SUPPLIED DATA »
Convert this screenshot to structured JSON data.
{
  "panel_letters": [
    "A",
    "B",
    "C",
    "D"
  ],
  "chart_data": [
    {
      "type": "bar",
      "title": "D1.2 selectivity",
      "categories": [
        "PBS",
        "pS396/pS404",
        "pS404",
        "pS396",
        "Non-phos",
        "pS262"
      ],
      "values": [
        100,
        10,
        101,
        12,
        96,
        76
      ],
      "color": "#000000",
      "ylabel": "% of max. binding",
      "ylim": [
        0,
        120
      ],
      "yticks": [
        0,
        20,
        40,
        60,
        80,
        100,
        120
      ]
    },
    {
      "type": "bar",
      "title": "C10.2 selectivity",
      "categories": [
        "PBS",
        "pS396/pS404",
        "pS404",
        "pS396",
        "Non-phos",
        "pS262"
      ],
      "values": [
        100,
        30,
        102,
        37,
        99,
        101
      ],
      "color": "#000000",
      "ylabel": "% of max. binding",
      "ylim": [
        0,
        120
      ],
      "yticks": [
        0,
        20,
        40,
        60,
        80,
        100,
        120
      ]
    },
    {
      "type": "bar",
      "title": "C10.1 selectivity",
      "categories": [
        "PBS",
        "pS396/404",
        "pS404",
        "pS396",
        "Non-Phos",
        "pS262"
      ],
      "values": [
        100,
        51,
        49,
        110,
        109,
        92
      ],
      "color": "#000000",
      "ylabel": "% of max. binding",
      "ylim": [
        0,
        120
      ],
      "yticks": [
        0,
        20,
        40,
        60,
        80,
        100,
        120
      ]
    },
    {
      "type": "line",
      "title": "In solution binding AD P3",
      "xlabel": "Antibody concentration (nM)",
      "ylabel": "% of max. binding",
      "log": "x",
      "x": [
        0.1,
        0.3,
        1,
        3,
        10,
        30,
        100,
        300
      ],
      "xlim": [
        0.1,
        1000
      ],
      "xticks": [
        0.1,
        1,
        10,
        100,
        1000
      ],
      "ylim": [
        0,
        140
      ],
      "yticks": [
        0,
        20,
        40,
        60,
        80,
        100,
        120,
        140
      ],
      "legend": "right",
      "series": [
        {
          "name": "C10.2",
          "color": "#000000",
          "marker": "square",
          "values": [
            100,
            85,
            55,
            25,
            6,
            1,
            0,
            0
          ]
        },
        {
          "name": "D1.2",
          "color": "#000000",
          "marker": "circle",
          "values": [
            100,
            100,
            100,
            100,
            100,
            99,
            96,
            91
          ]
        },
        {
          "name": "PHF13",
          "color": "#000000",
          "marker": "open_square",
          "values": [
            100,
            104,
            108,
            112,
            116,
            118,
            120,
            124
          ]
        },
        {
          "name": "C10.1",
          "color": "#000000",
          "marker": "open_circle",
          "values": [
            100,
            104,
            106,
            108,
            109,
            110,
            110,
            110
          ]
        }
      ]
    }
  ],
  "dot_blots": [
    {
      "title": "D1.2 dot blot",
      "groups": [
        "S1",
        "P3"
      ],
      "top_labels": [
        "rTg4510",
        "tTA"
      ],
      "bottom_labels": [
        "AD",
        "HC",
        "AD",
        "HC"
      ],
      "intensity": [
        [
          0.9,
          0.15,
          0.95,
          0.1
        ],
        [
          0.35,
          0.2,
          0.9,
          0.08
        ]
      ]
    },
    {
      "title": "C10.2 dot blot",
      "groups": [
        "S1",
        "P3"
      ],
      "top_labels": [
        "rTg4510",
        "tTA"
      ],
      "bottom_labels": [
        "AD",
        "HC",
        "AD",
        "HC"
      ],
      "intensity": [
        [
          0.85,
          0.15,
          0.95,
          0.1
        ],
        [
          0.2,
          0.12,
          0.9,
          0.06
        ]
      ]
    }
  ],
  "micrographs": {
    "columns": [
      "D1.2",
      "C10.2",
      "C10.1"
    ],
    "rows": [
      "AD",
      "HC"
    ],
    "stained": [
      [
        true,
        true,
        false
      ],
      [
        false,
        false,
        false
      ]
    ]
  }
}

TASK DESCRIPTION » The listing above needs to be retyped. Reproduce every line exactly.

TASK RESULT »
Convert this screenshot to structured JSON data.
{
  "panel_letters": [
    "A",
    "B",
    "C",
    "D"
  ],
  "chart_data": [
    {
      "type": "bar",
      "title": "D1.2 selectivity",
      "categories": [
        "PBS",
        "pS396/pS404",
        "pS404",
        "pS396",
        "Non-phos",
        "pS262"
      ],
      "values": [
        100,
        10,
        101,
        12,
        96,
        76
      ],
      "color": "#000000",
      "ylabel": "% of max. binding",
      "ylim": [
        0,
        120
      ],
      "yticks": [
        0,
        20,
        40,
        60,
        80,
        100,
        120
      ]
    },
    {
      "type": "bar",
      "title": "C10.2 selectivity",
      "categories": [
        "PBS",
        "pS396/pS404",
        "pS404",
        "pS396",
        "Non-phos",
        "pS262"
      ],
      "values": [
        100,
        30,
        102,
        37,
        99,
        101
      ],
      "color": "#000000",
      "ylabel": "% of max. binding",
      "ylim": [
        0,
        120
      ],
      "yticks": [
        0,
        20,
        40,
        60,
        80,
        100,
        120
      ]
    },
    {
      "type": "bar",
      "title": "C10.1 selectivity",
      "categories": [
        "PBS",
        "pS396/404",
        "pS404",
        "pS396",
        "Non-Phos",
        "pS262"
      ],
      "values": [
        100,
        51,
        49,
        110,
        109,
        92
      ],
      "color": "#000000",
      "ylabel": "% of max. binding",
      "ylim": [
        0,
        120
      ],
      "yticks": [
        0,
        20,
        40,
        60,
        80,
        100,
        120
      ]
    },
    {
      "type": "line",
      "title": "In solution binding AD P3",
      "xlabel": "Antibody concentration (nM)",
      "ylabel": "% of max. binding",
      "log": "x",
      "x": [
        0.1,
        0.3,
        1,
        3,
        10,
        30,
        100,
        300
      ],
      "xlim": [
        0.1,
        1000
      ],
      "xticks": [
        0.1,
        1,
        10,
        100,
        1000
      ],
      "ylim": [
        0,
        140
      ],
      "yticks": [
        0,
        20,
        40,
        60,
        80,
        100,
        120,
        140
      ],
      "legend": "right",
      "series": [
        {
          "name": "C10.2",
          "color": "#000000",
          "marker": "square",
          "values": [
            100,
            85,
            55,
            25,
            6,
            1,
            0,
            0
          ]
        },
        {
          "name": "D1.2",
          "color": "#000000",
          "marker": "circle",
          "values": [
            100,
            100,
            100,
            100,
            100,
            99,
            96,
            91
          ]
        },
        {
          "name": "PHF13",
          "color": "#000000",
          "marker": "open_square",
          "values": [
            100,
            104,
            108,
            112,
            116,
            118,
            120,
            124
          ]
        },
        {
          "name": "C10.1",
          "color": "#000000",
          "marker": "open_circle",
          "values": [
            100,
            104,
            106,
            108,
            109,
            110,
            110,
            110
          ]
        }
      ]
    }
  ],
  "dot_blots": [
    {
      "title": "D1.2 dot blot",
      "groups": [
        "S1",
        "P3"
      ],
      "top_labels": [
        "rTg4510",
        "tTA"
      ],
      "bottom_labels": [
        "AD",
        "HC",
        "AD",
        "HC"
      ],
      "intensity": [
        [
          0.9,
          0.15,
          0.95,
          0.1
        ],
        [
          0.35,
          0.2,
          0.9,
          0.08
        ]
      ]
    },
    {
      "title": "C10.2 dot blot",
      "groups": [
        "S1",
        "P3"
      ],
      "top_labels": [
        "rTg4510",
        "tTA"
      ],
      "bottom_labels": [
        "AD",
        "HC",
        "AD",
        "HC"
      ],
      "intensity": [
        [
          0.85,
          0.15,
          0.95,
          0.1
        ],
        [
          0.2,
          0.12,
          0.9,
          0.06
        ]
      ]
    }
  ],
  "micrographs": {
    "columns": [
      "D1.2",
      "C10.2",
      "C10.1"
    ],
    "rows": [
      "AD",
      "HC"
    ],
    "stained": [
      [
        true,
        true,
        false
      ],
      [
        false,
        false,
        false
      ]
    ]
  }
}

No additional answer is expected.